Source data
┄┄┄┄┄┄┄┄┄┄┄┄┄┄┄┄┄┄┄┄
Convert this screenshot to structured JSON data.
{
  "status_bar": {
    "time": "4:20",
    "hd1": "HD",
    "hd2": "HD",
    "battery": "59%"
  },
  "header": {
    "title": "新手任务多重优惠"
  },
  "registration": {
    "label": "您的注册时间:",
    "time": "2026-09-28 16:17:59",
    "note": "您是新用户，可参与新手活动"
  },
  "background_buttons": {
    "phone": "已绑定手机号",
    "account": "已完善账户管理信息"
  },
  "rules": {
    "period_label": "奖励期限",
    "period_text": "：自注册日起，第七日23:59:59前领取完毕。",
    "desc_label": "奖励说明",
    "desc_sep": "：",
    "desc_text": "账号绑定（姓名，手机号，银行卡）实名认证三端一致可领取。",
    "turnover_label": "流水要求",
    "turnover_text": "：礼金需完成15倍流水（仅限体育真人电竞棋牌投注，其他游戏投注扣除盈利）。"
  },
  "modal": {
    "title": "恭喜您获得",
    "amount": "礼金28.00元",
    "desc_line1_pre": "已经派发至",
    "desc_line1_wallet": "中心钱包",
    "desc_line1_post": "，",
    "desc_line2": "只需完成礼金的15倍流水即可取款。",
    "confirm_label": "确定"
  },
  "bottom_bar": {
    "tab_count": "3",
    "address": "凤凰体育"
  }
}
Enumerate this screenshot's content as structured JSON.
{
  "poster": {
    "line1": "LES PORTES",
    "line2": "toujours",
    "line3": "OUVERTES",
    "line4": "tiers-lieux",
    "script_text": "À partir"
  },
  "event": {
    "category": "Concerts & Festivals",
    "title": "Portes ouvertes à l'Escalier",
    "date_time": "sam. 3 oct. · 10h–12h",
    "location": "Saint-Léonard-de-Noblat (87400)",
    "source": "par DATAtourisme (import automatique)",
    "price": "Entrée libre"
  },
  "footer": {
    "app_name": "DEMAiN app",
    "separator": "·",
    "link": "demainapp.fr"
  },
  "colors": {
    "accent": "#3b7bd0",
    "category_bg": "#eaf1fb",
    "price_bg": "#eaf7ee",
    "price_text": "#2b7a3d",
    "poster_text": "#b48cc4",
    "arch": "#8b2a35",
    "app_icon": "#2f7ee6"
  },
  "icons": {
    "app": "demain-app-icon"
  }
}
┄┄┄┄┄┄┄┄┄┄┄┄┄┄┄┄┄┄┄┄
Restate each record word for word.

Completed task:
Convert this screenshot to structured JSON data.
{
  "status_bar": {
    "time": "4:20",
    "hd1": "HD",
    "hd2": "HD",
    "battery": "59%"
  },
  "header": {
    "title": "新手任务多重优惠"
  },
  "registration": {
    "label": "您的注册时间:",
    "time": "2026-09-28 16:17:59",
    "note": "您是新用户，可参与新手活动"
  },
  "background_buttons": {
    "phone": "已绑定手机号",
    "account": "已完善账户管理信息"
  },
  "rules": {
    "period_label": "奖励期限",
    "period_text": "：自注册日起，第七日23:59:59前领取完毕。",
    "desc_label": "奖励说明",
    "desc_sep": "：",
    "desc_text": "账号绑定（姓名，手机号，银行卡）实名认证三端一致可领取。",
    "turnover_label": "流水要求",
    "turnover_text": "：礼金需完成15倍流水（仅限体育真人电竞棋牌投注，其他游戏投注扣除盈利）。"
  },
  "modal": {
    "title": "恭喜您获得",
    "amount": "礼金28.00元",
    "desc_line1_pre": "已经派发至",
    "desc_line1_wallet": "中心钱包",
    "desc_line1_post": "，",
    "desc_line2": "只需完成礼金的15倍流水即可取款。",
    "confirm_label": "确定"
  },
  "bottom_bar": {
    "tab_count": "3",
    "address": "凤凰体育"
  }
}
Enumerate this screenshot's content as structured JSON.
{
  "poster": {
    "line1": "LES PORTES",
    "line2": "toujours",
    "line3": "OUVERTES",
    "line4": "tiers-lieux",
    "script_text": "À partir"
  },
  "event": {
    "category": "Concerts & Festivals",
    "title": "Portes ouvertes à l'Escalier",
    "date_time": "sam. 3 oct. · 10h–12h",
    "location": "Saint-Léonard-de-Noblat (87400)",
    "source": "par DATAtourisme (import automatique)",
    "price": "Entrée libre"
  },
  "footer": {
    "app_name": "DEMAiN app",
    "separator": "·",
    "link": "demainapp.fr"
  },
  "colors": {
    "accent": "#3b7bd0",
    "category_bg": "#eaf1fb",
    "price_bg": "#eaf7ee",
    "price_text": "#2b7a3d",
    "poster_text": "#b48cc4",
    "arch": "#8b2a35",
    "app_icon": "#2f7ee6"
  },
  "icons": {
    "app": "demain-app-icon"
  }
}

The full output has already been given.